_Task objective:_
Transcribe the entries exactly; images are not part of the copy.

_Given records:_
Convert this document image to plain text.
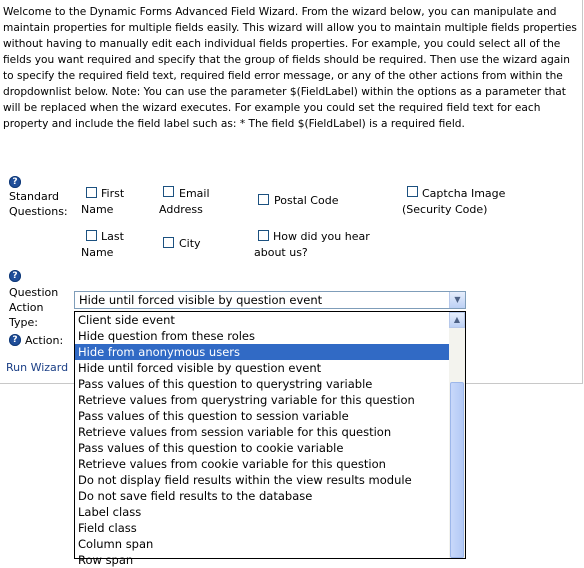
Welcome to the Dynamic Forms Advanced Field Wizard. From the wizard below, you can manipulate and maintain properties for multiple fields easily. This wizard will allow you to maintain multiple fields properties without having to manually edit each individual fields properties. For example, you could select all of the fields you want required and specify that the group of fields should be required. Then use the wizard again to specify the required field text, required field error message, or any of the other actions from within the dropdownlist below. Note: You can use the parameter $(FieldLabel) within the options as a parameter that will be replaced when the wizard executes. For example you could set the required field text for each property and include the field label such as: * The field $(FieldLabel) is a required field.

?
Standard
Questions:
First
Name
Email
Address
Postal Code
Captcha Image
(Security Code)
Last
Name
City
How did you hear
about us?
?
Question
Action
Type:
? Action:
Run Wizard
Hide until forced visible by question event	▼
Client side event
Hide question from these roles
Hide from anonymous users
Hide until forced visible by question event
Pass values of this question to querystring variable
Retrieve values from querystring variable for this question
Pass values of this question to session variable
Retrieve values from session variable for this question
Pass values of this question to cookie variable
Retrieve values from cookie variable for this question
Do not display field results within the view results module
Do not save field results to the database
Label class
Field class
Column span
Row span
▲
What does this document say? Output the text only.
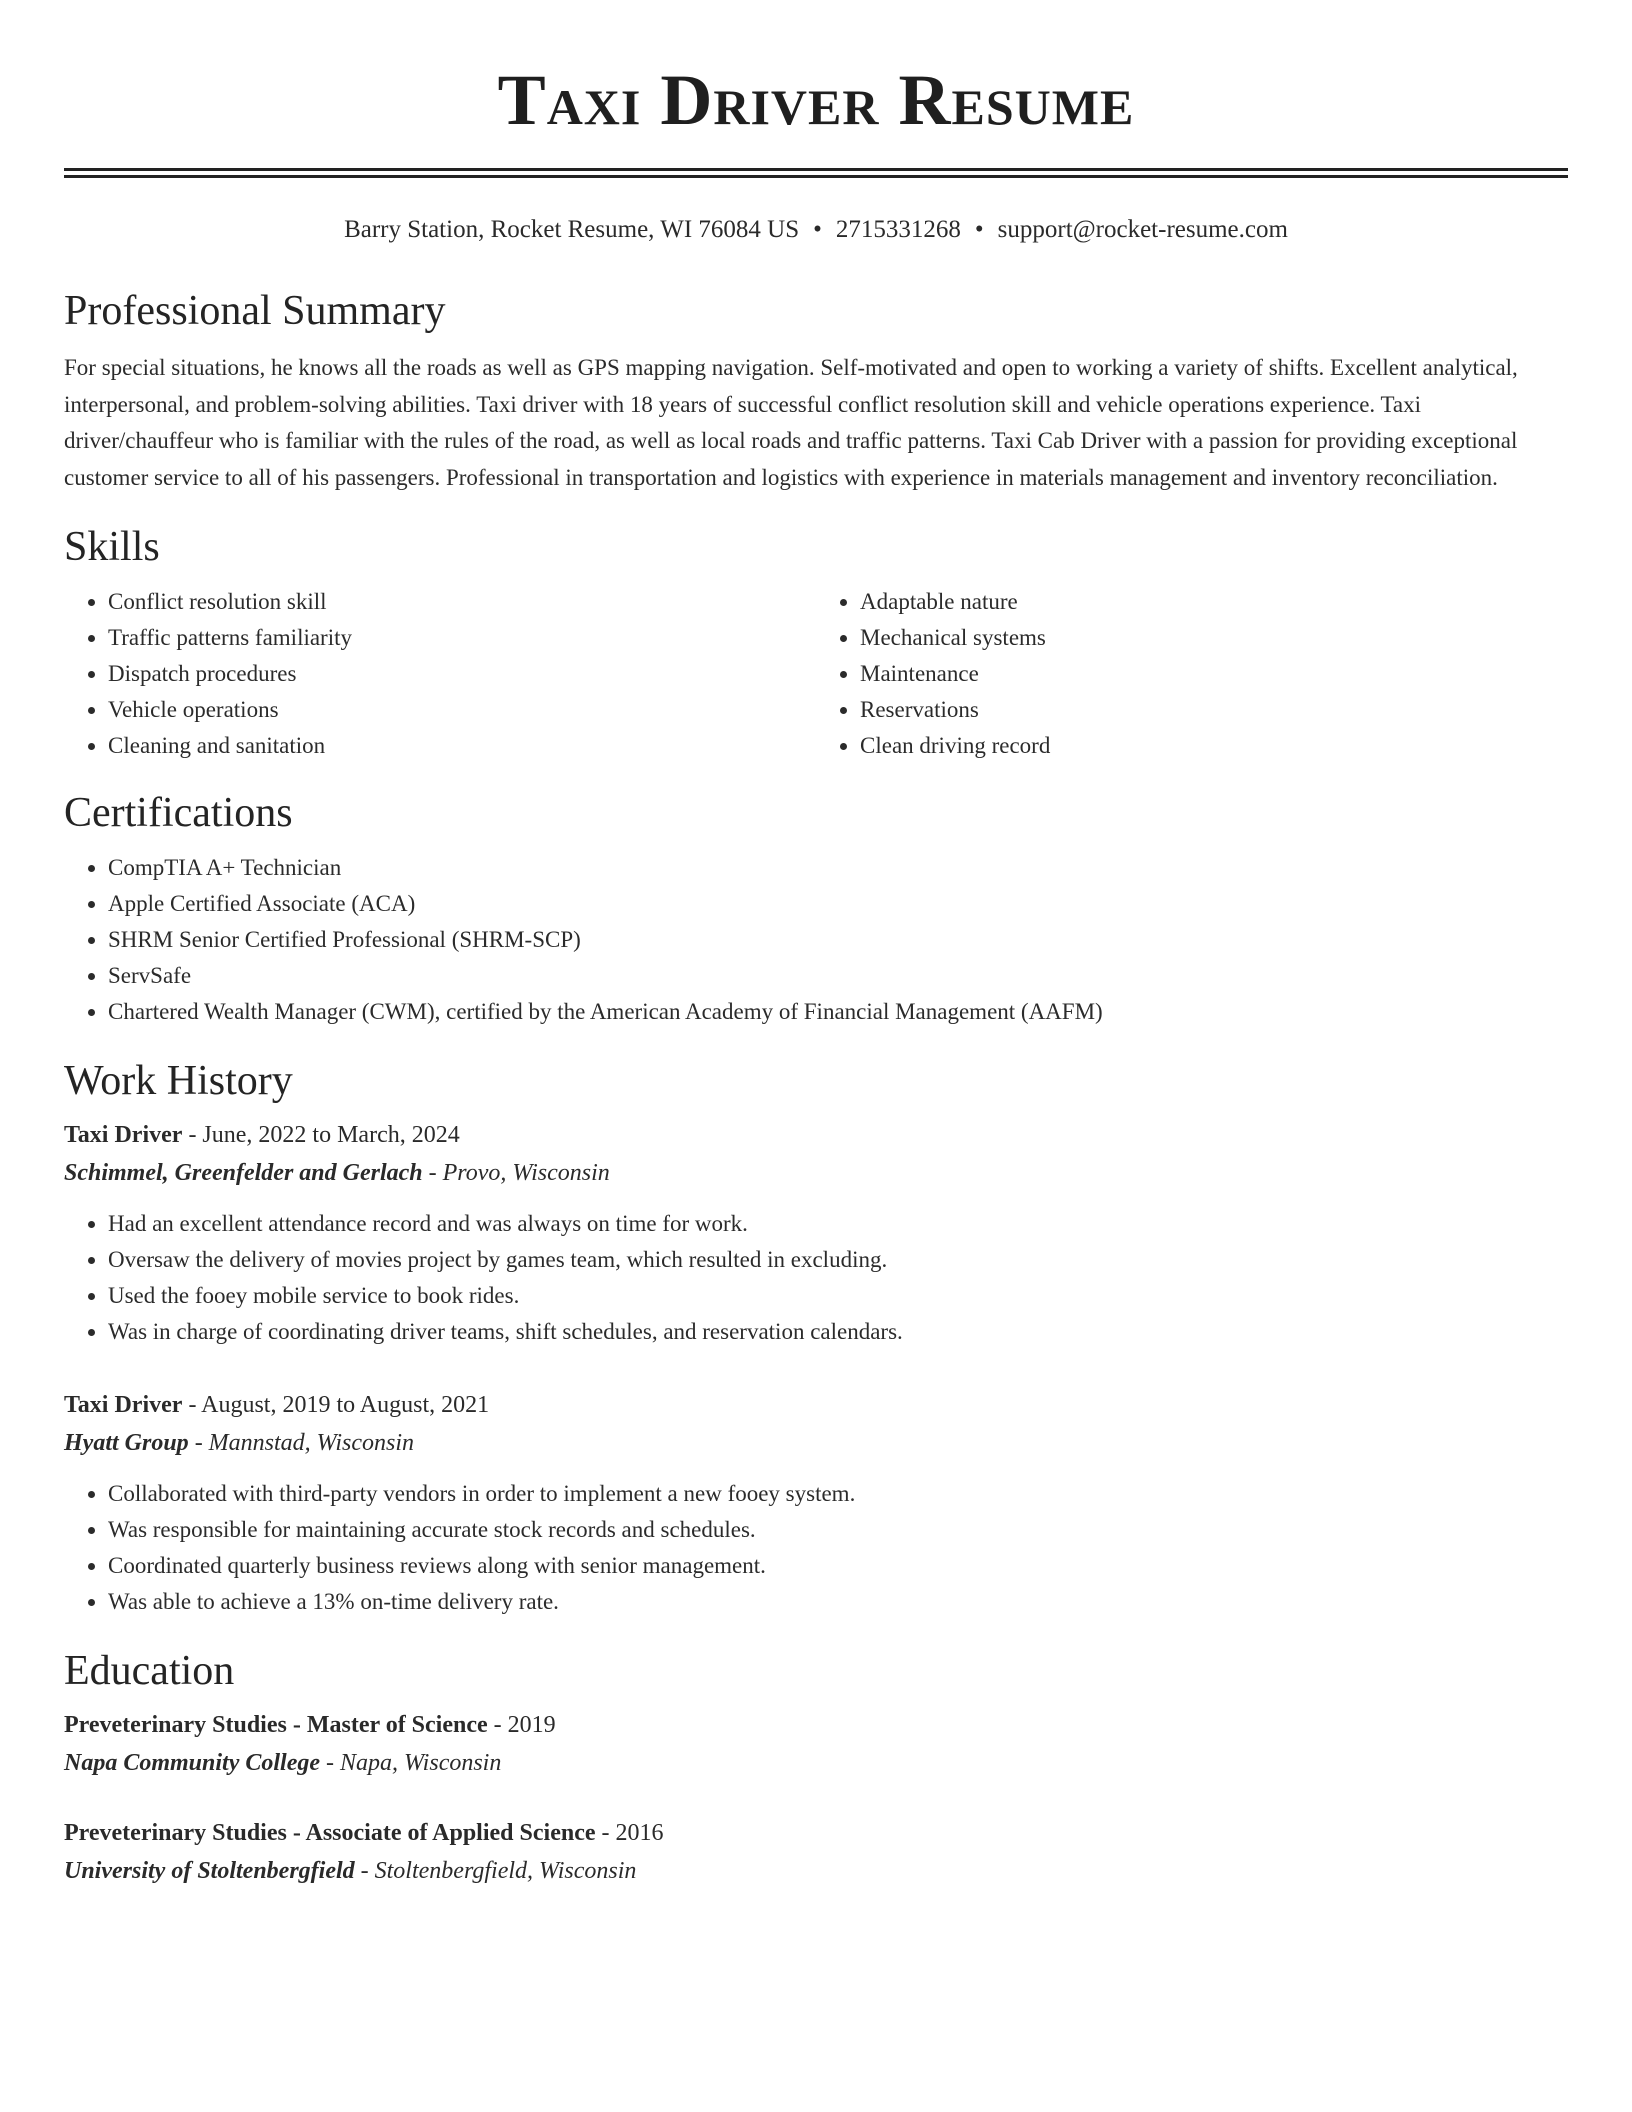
Taxi Driver Resume
Barry Station, Rocket Resume, WI 76084 US • 2715331268 • support@rocket-resume.com
Professional Summary

For special situations, he knows all the roads as well as GPS mapping navigation. Self-motivated and open to working a variety of shifts. Excellent analytical, interpersonal, and problem-solving abilities. Taxi driver with 18 years of successful conflict resolution skill and vehicle operations experience. Taxi driver/chauffeur who is familiar with the rules of the road, as well as local roads and traffic patterns. Taxi Cab Driver with a passion for providing exceptional customer service to all of his passengers. Professional in transportation and logistics with experience in materials management and inventory reconciliation.

Skills
• Conflict resolution skill
• Traffic patterns familiarity
• Dispatch procedures
• Vehicle operations
• Cleaning and sanitation
• Adaptable nature
• Mechanical systems
• Maintenance
• Reservations
• Clean driving record
Certifications
• CompTIA A+ Technician
• Apple Certified Associate (ACA)
• SHRM Senior Certified Professional (SHRM-SCP)
• ServSafe
• Chartered Wealth Manager (CWM), certified by the American Academy of Financial Management (AAFM)
Work History
Taxi Driver - June, 2022 to March, 2024
Schimmel, Greenfelder and Gerlach - Provo, Wisconsin
• Had an excellent attendance record and was always on time for work.
• Oversaw the delivery of movies project by games team, which resulted in excluding.
• Used the fooey mobile service to book rides.
• Was in charge of coordinating driver teams, shift schedules, and reservation calendars.
Taxi Driver - August, 2019 to August, 2021
Hyatt Group - Mannstad, Wisconsin
• Collaborated with third-party vendors in order to implement a new fooey system.
• Was responsible for maintaining accurate stock records and schedules.
• Coordinated quarterly business reviews along with senior management.
• Was able to achieve a 13% on-time delivery rate.
Education
Preveterinary Studies - Master of Science - 2019
Napa Community College - Napa, Wisconsin
Preveterinary Studies - Associate of Applied Science - 2016
University of Stoltenbergfield - Stoltenbergfield, Wisconsin
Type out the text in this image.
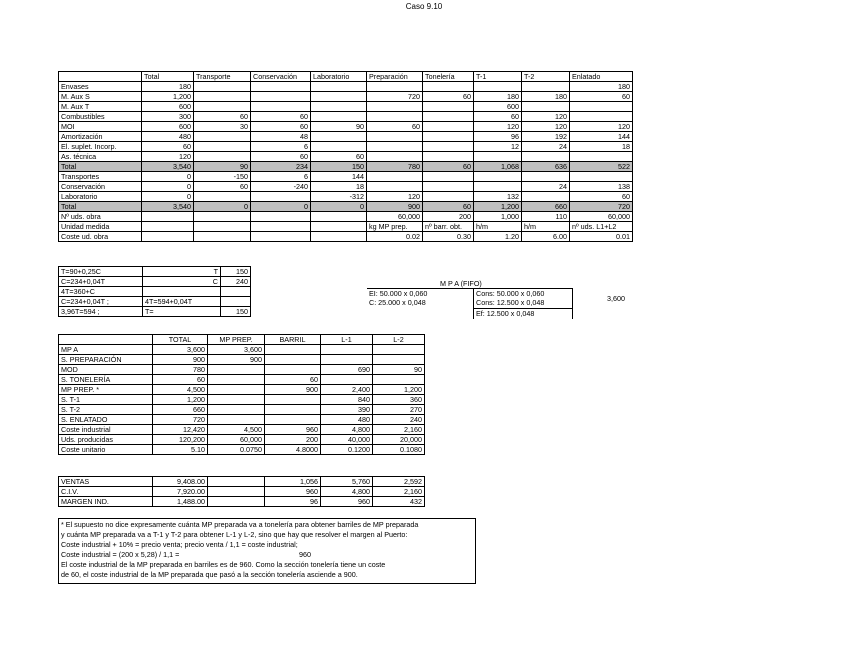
Caso 9.10
	Total	Transporte	Conservación	Laboratorio	Preparación	Tonelería	T-1	T-2	Enlatado
Envases	180								180
M. Aux S	1,200				720	60	180	180	60
M. Aux T	600						600		
Combustibles	300	60	60				60	120	
MOI	600	30	60	90	60		120	120	120
Amortización	480		48				96	192	144
El. suplet. Incorp.	60		6				12	24	18
As. técnica	120		60	60					
Total	3,540	90	234	150	780	60	1,068	636	522
Transportes	0	-150	6	144					
Conservación	0	60	-240	18				24	138
Laboratorio	0			-312	120		132		60
Total	3,540	0	0	0	900	60	1,200	660	720
Nº uds. obra					60,000	200	1,000	110	60,000
Unidad medida					kg MP prep.	nº barr. obt.	h/m	h/m	nº uds. L1+L2
Coste ud. obra					0.02	0.30	1.20	6.00	0.01
T=90+0,25C	T	150
C=234+0,04T	C	240
4T=360+C		
C=234+0,04T ;	4T=594+0,04T	
3,96T=594 ;	T=	150
M P A (FIFO)
EI: 50.000 x 0,060
C: 25.000 x 0,048
Cons: 50.000 x 0,060
Cons: 12.500 x 0,048
Ef: 12.500 x 0,048
3,600
	TOTAL	MP PREP.	BARRIL	L-1	L-2
MP A	3,600	3,600			
S. PREPARACIÓN	900	900			
MOD	780			690	90
S. TONELERÍA	60		60		
MP PREP. *	4,500		900	2,400	1,200
S. T-1	1,200			840	360
S. T-2	660			390	270
S. ENLATADO	720			480	240
Coste industrial	12,420	4,500	960	4,800	2,160
Uds. producidas	120,200	60,000	200	40,000	20,000
Coste unitario	5.10	0.0750	4.8000	0.1200	0.1080
VENTAS	9,408.00		1,056	5,760	2,592
C.I.V.	7,920.00		960	4,800	2,160
MARGEN IND.	1,488.00		96	960	432
* El supuesto no dice expresamente cuánta MP preparada va a tonelería para obtener barriles de MP preparada
y cuánta MP preparada va a T-1 y T-2 para obtener L-1 y L-2, sino que hay que resolver el margen al Puerto:
Coste industrial + 10% = precio venta; precio venta / 1,1 = coste industrial;
Coste industrial = (200 x 5,28) / 1,1 =	960
El coste industrial de la MP preparada en barriles es de 960. Como la sección tonelería tiene un coste
de 60, el coste industrial de la MP preparada que pasó a la sección tonelería asciende a 900.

_Full answer:_
Convert this document image to plain text.
Welcome to the Dynamic Forms Advanced Field Wizard. From the wizard below, you can manipulate and maintain properties for multiple fields easily. This wizard will allow you to maintain multiple fields properties without having to manually edit each individual fields properties. For example, you could select all of the fields you want required and specify that the group of fields should be required. Then use the wizard again to specify the required field text, required field error message, or any of the other actions from within the dropdownlist below. Note: You can use the parameter $(FieldLabel) within the options as a parameter that will be replaced when the wizard executes. For example you could set the required field text for each property and include the field label such as: * The field $(FieldLabel) is a required field.

?
Standard
Questions:
First
Name
Email
Address
Postal Code
Captcha Image
(Security Code)
Last
Name
City
How did you hear
about us?
?
Question
Action
Type:
? Action:
Run Wizard
Hide until forced visible by question event	▼
Client side event
Hide question from these roles
Hide from anonymous users
Hide until forced visible by question event
Pass values of this question to querystring variable
Retrieve values from querystring variable for this question
Pass values of this question to session variable
Retrieve values from session variable for this question
Pass values of this question to cookie variable
Retrieve values from cookie variable for this question
Do not display field results within the view results module
Do not save field results to the database
Label class
Field class
Column span
Row span
▲
What does this document say? Output the text only.
Taxi Driver Resume
Barry Station, Rocket Resume, WI 76084 US • 2715331268 • support@rocket-resume.com
Professional Summary

For special situations, he knows all the roads as well as GPS mapping navigation. Self-motivated and open to working a variety of shifts. Excellent analytical, interpersonal, and problem-solving abilities. Taxi driver with 18 years of successful conflict resolution skill and vehicle operations experience. Taxi driver/chauffeur who is familiar with the rules of the road, as well as local roads and traffic patterns. Taxi Cab Driver with a passion for providing exceptional customer service to all of his passengers. Professional in transportation and logistics with experience in materials management and inventory reconciliation.

Skills
• Conflict resolution skill
• Traffic patterns familiarity
• Dispatch procedures
• Vehicle operations
• Cleaning and sanitation
• Adaptable nature
• Mechanical systems
• Maintenance
• Reservations
• Clean driving record
Certifications
• CompTIA A+ Technician
• Apple Certified Associate (ACA)
• SHRM Senior Certified Professional (SHRM-SCP)
• ServSafe
• Chartered Wealth Manager (CWM), certified by the American Academy of Financial Management (AAFM)
Work History
Taxi Driver - June, 2022 to March, 2024
Schimmel, Greenfelder and Gerlach - Provo, Wisconsin
• Had an excellent attendance record and was always on time for work.
• Oversaw the delivery of movies project by games team, which resulted in excluding.
• Used the fooey mobile service to book rides.
• Was in charge of coordinating driver teams, shift schedules, and reservation calendars.
Taxi Driver - August, 2019 to August, 2021
Hyatt Group - Mannstad, Wisconsin
• Collaborated with third-party vendors in order to implement a new fooey system.
• Was responsible for maintaining accurate stock records and schedules.
• Coordinated quarterly business reviews along with senior management.
• Was able to achieve a 13% on-time delivery rate.
Education
Preveterinary Studies - Master of Science - 2019
Napa Community College - Napa, Wisconsin
Preveterinary Studies - Associate of Applied Science - 2016
University of Stoltenbergfield - Stoltenbergfield, Wisconsin
Type out the text in this image.
Caso 9.10
	Total	Transporte	Conservación	Laboratorio	Preparación	Tonelería	T-1	T-2	Enlatado
Envases	180								180
M. Aux S	1,200				720	60	180	180	60
M. Aux T	600						600		
Combustibles	300	60	60				60	120	
MOI	600	30	60	90	60		120	120	120
Amortización	480		48				96	192	144
El. suplet. Incorp.	60		6				12	24	18
As. técnica	120		60	60					
Total	3,540	90	234	150	780	60	1,068	636	522
Transportes	0	-150	6	144					
Conservación	0	60	-240	18				24	138
Laboratorio	0			-312	120		132		60
Total	3,540	0	0	0	900	60	1,200	660	720
Nº uds. obra					60,000	200	1,000	110	60,000
Unidad medida					kg MP prep.	nº barr. obt.	h/m	h/m	nº uds. L1+L2
Coste ud. obra					0.02	0.30	1.20	6.00	0.01
T=90+0,25C	T	150
C=234+0,04T	C	240
4T=360+C		
C=234+0,04T ;	4T=594+0,04T	
3,96T=594 ;	T=	150
M P A (FIFO)
EI: 50.000 x 0,060
C: 25.000 x 0,048
Cons: 50.000 x 0,060
Cons: 12.500 x 0,048
Ef: 12.500 x 0,048
3,600
	TOTAL	MP PREP.	BARRIL	L-1	L-2
MP A	3,600	3,600			
S. PREPARACIÓN	900	900			
MOD	780			690	90
S. TONELERÍA	60		60		
MP PREP. *	4,500		900	2,400	1,200
S. T-1	1,200			840	360
S. T-2	660			390	270
S. ENLATADO	720			480	240
Coste industrial	12,420	4,500	960	4,800	2,160
Uds. producidas	120,200	60,000	200	40,000	20,000
Coste unitario	5.10	0.0750	4.8000	0.1200	0.1080
VENTAS	9,408.00		1,056	5,760	2,592
C.I.V.	7,920.00		960	4,800	2,160
MARGEN IND.	1,488.00		96	960	432
* El supuesto no dice expresamente cuánta MP preparada va a tonelería para obtener barriles de MP preparada
y cuánta MP preparada va a T-1 y T-2 para obtener L-1 y L-2, sino que hay que resolver el margen al Puerto:
Coste industrial + 10% = precio venta; precio venta / 1,1 = coste industrial;
Coste industrial = (200 x 5,28) / 1,1 =	960
El coste industrial de la MP preparada en barriles es de 960. Como la sección tonelería tiene un coste
de 60, el coste industrial de la MP preparada que pasó a la sección tonelería asciende a 900.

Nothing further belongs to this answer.